ENTRIES PROVIDED =
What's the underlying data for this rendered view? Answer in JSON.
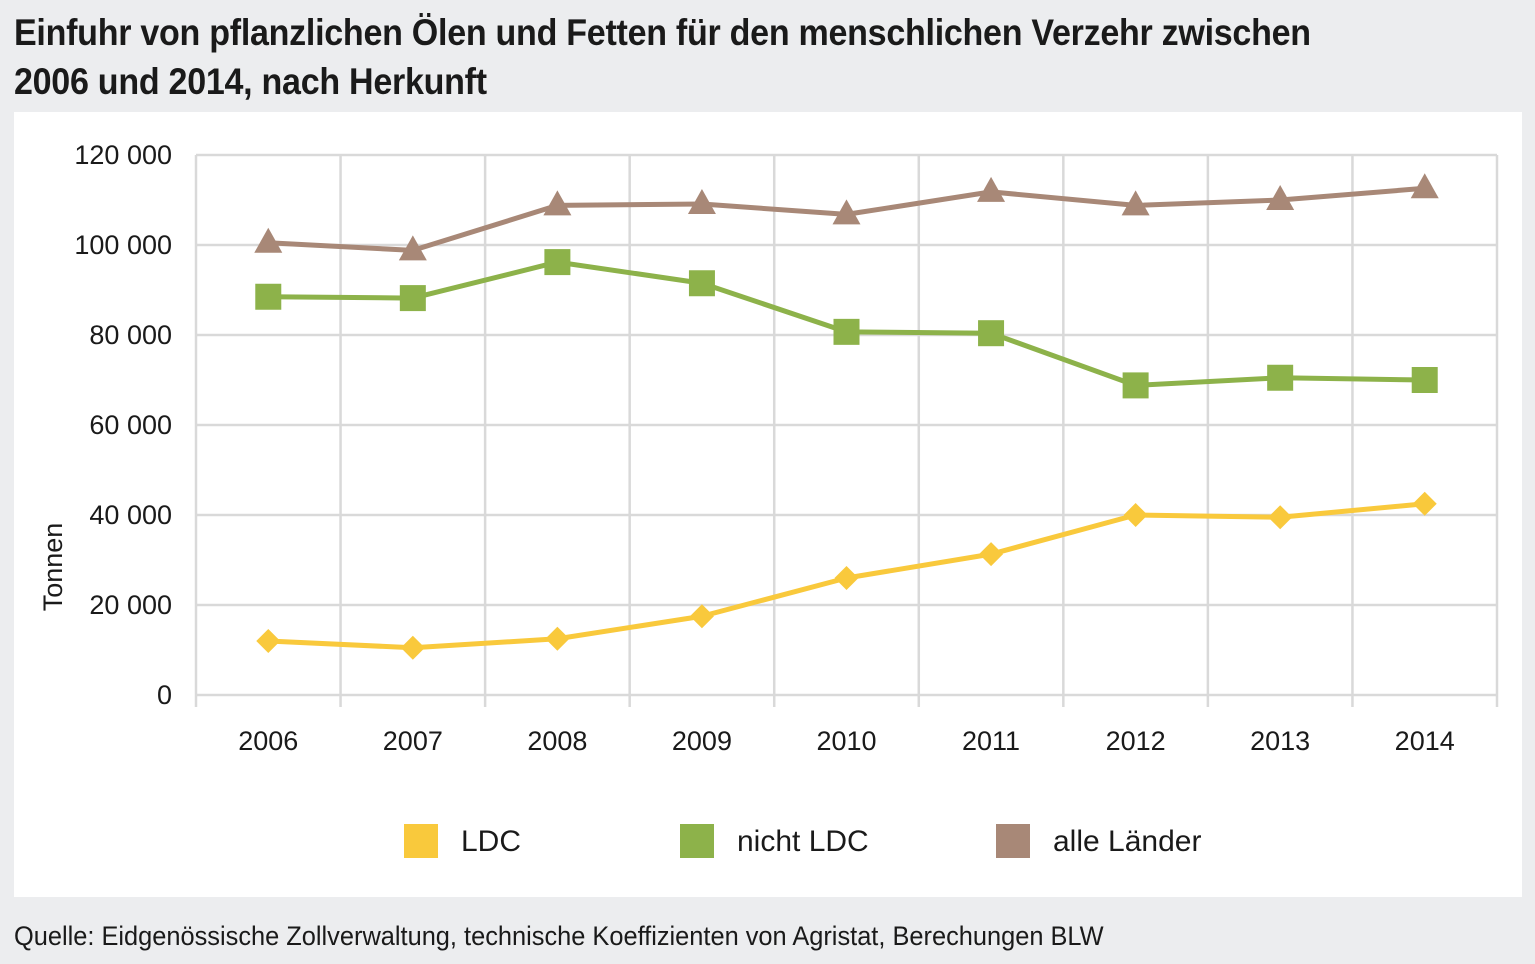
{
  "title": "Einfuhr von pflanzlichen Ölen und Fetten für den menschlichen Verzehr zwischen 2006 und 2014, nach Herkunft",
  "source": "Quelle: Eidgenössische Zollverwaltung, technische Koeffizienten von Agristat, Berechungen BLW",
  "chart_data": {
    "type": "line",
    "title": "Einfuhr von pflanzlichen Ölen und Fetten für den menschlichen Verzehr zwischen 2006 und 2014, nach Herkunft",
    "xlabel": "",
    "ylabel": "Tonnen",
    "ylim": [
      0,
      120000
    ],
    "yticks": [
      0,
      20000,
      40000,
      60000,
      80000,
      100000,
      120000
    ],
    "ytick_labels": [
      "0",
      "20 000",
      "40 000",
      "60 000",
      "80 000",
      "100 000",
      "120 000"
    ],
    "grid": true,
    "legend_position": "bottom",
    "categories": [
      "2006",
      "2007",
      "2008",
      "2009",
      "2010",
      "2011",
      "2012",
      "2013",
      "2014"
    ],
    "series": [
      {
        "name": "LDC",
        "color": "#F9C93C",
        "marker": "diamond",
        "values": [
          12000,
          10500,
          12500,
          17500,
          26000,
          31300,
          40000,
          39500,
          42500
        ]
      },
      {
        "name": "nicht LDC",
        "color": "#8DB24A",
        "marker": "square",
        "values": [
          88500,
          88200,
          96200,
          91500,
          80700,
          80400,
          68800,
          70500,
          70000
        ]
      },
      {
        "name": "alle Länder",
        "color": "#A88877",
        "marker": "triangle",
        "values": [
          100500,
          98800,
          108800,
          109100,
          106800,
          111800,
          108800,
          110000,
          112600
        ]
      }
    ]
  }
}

TO DO =
Retype all the records shown above, character for character. Omit every picture.

WRITTEN ANSWER =
What's the underlying data for this rendered view? Answer in JSON.
{
  "title": "Einfuhr von pflanzlichen Ölen und Fetten für den menschlichen Verzehr zwischen 2006 und 2014, nach Herkunft",
  "source": "Quelle: Eidgenössische Zollverwaltung, technische Koeffizienten von Agristat, Berechungen BLW",
  "chart_data": {
    "type": "line",
    "title": "Einfuhr von pflanzlichen Ölen und Fetten für den menschlichen Verzehr zwischen 2006 und 2014, nach Herkunft",
    "xlabel": "",
    "ylabel": "Tonnen",
    "ylim": [
      0,
      120000
    ],
    "yticks": [
      0,
      20000,
      40000,
      60000,
      80000,
      100000,
      120000
    ],
    "ytick_labels": [
      "0",
      "20 000",
      "40 000",
      "60 000",
      "80 000",
      "100 000",
      "120 000"
    ],
    "grid": true,
    "legend_position": "bottom",
    "categories": [
      "2006",
      "2007",
      "2008",
      "2009",
      "2010",
      "2011",
      "2012",
      "2013",
      "2014"
    ],
    "series": [
      {
        "name": "LDC",
        "color": "#F9C93C",
        "marker": "diamond",
        "values": [
          12000,
          10500,
          12500,
          17500,
          26000,
          31300,
          40000,
          39500,
          42500
        ]
      },
      {
        "name": "nicht LDC",
        "color": "#8DB24A",
        "marker": "square",
        "values": [
          88500,
          88200,
          96200,
          91500,
          80700,
          80400,
          68800,
          70500,
          70000
        ]
      },
      {
        "name": "alle Länder",
        "color": "#A88877",
        "marker": "triangle",
        "values": [
          100500,
          98800,
          108800,
          109100,
          106800,
          111800,
          108800,
          110000,
          112600
        ]
      }
    ]
  }
}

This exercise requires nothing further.